EXERCISE BRIEF:
Copy every entry word for word, but skip the pictures.

SOURCE DATA:
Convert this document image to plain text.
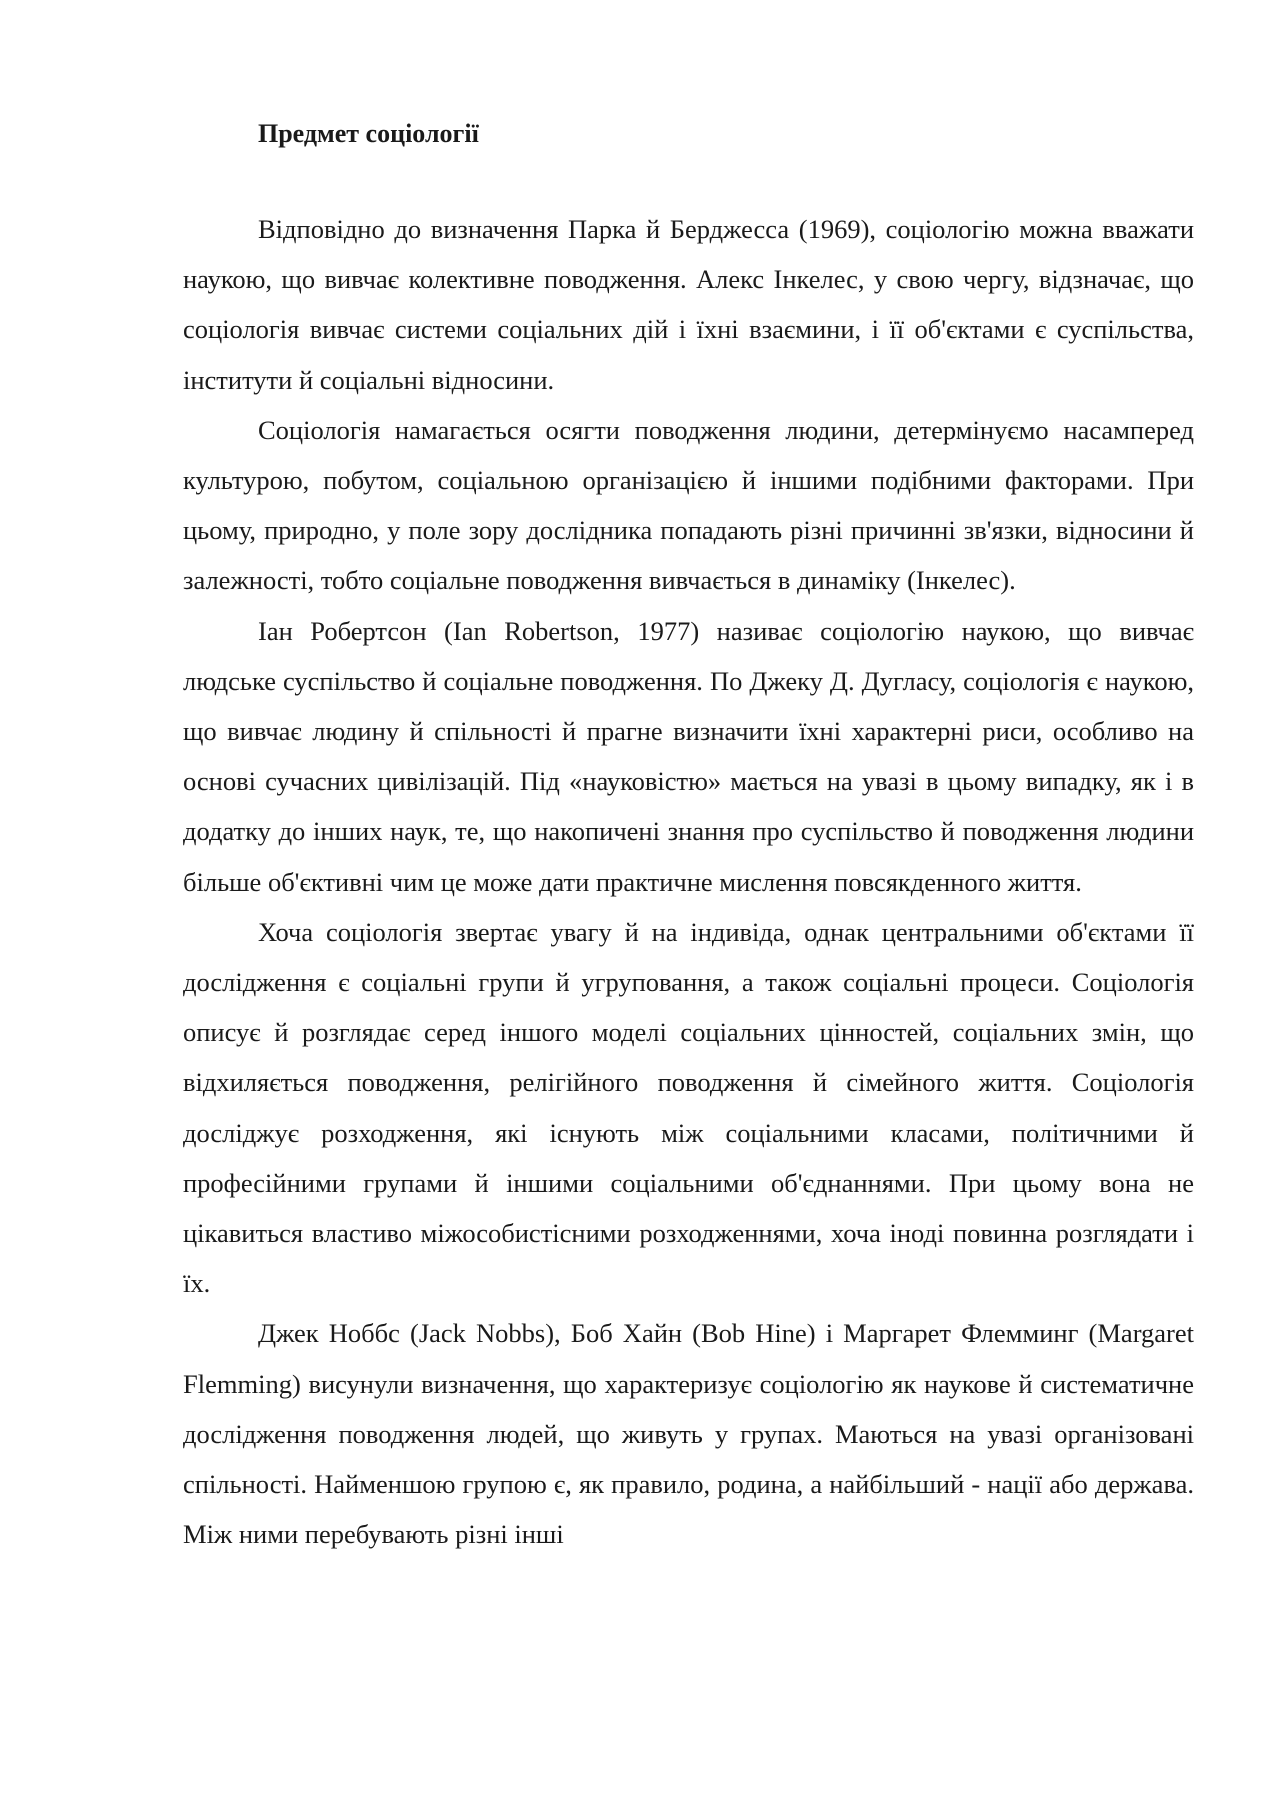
Предмет соціології

Відповідно до визначення Парка й Берджесса (1969), соціологію можна вважати наукою, що вивчає колективне поводження. Алекс Інкелес, у свою чергу, відзначає, що соціологія вивчає системи соціальних дій і їхні взаємини, і її об'єктами є суспільства, інститути й соціальні відносини.

Соціологія намагається осягти поводження людини, детермінуємо насамперед культурою, побутом, соціальною організацією й іншими подібними факторами. При цьому, природно, у поле зору дослідника попадають різні причинні зв'язки, відносини й залежності, тобто соціальне поводження вивчається в динаміку (Інкелес).

Іан Робертсон (Ian Robertson, 1977) називає соціологію наукою, що вивчає людське суспільство й соціальне поводження. По Джеку Д. Дугласу, соціологія є наукою, що вивчає людину й спільності й прагне визначити їхні характерні риси, особливо на основі сучасних цивілізацій. Під «науковістю» мається на увазі в цьому випадку, як і в додатку до інших наук, те, що накопичені знання про суспільство й поводження людини більше об'єктивні чим це може дати практичне мислення повсякденного життя.

Хоча соціологія звертає увагу й на індивіда, однак центральними об'єктами її дослідження є соціальні групи й угруповання, а також соціальні процеси. Соціологія описує й розглядає серед іншого моделі соціальних цінностей, соціальних змін, що відхиляється поводження, релігійного поводження й сімейного життя. Соціологія досліджує розходження, які існують між соціальними класами, політичними й професійними групами й іншими соціальними об'єднаннями. При цьому вона не цікавиться властиво міжособистісними розходженнями, хоча іноді повинна розглядати і їх.

Джек Ноббс (Jack Nobbs), Боб Хайн (Bob Hine) і Маргарет Флемминг (Margaret Flemming) висунули визначення, що характеризує соціологію як наукове й систематичне дослідження поводження людей, що живуть у групах. Маються на увазі організовані спільності. Найменшою групою є, як правило, родина, а найбільший - нації або держава. Між ними перебувають різні інші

RESPONSE TO THE EXERCISE:
Convert this document image to plain text.
Предмет соціології

Відповідно до визначення Парка й Берджесса (1969), соціологію можна вважати наукою, що вивчає колективне поводження. Алекс Інкелес, у свою чергу, відзначає, що соціологія вивчає системи соціальних дій і їхні взаємини, і її об'єктами є суспільства, інститути й соціальні відносини.

Соціологія намагається осягти поводження людини, детермінуємо насамперед культурою, побутом, соціальною організацією й іншими подібними факторами. При цьому, природно, у поле зору дослідника попадають різні причинні зв'язки, відносини й залежності, тобто соціальне поводження вивчається в динаміку (Інкелес).

Іан Робертсон (Ian Robertson, 1977) називає соціологію наукою, що вивчає людське суспільство й соціальне поводження. По Джеку Д. Дугласу, соціологія є наукою, що вивчає людину й спільності й прагне визначити їхні характерні риси, особливо на основі сучасних цивілізацій. Під «науковістю» мається на увазі в цьому випадку, як і в додатку до інших наук, те, що накопичені знання про суспільство й поводження людини більше об'єктивні чим це може дати практичне мислення повсякденного життя.

Хоча соціологія звертає увагу й на індивіда, однак центральними об'єктами її дослідження є соціальні групи й угруповання, а також соціальні процеси. Соціологія описує й розглядає серед іншого моделі соціальних цінностей, соціальних змін, що відхиляється поводження, релігійного поводження й сімейного життя. Соціологія досліджує розходження, які існують між соціальними класами, політичними й професійними групами й іншими соціальними об'єднаннями. При цьому вона не цікавиться властиво міжособистісними розходженнями, хоча іноді повинна розглядати і їх.

Джек Ноббс (Jack Nobbs), Боб Хайн (Bob Hine) і Маргарет Флемминг (Margaret Flemming) висунули визначення, що характеризує соціологію як наукове й систематичне дослідження поводження людей, що живуть у групах. Маються на увазі організовані спільності. Найменшою групою є, як правило, родина, а найбільший - нації або держава. Між ними перебувають різні інші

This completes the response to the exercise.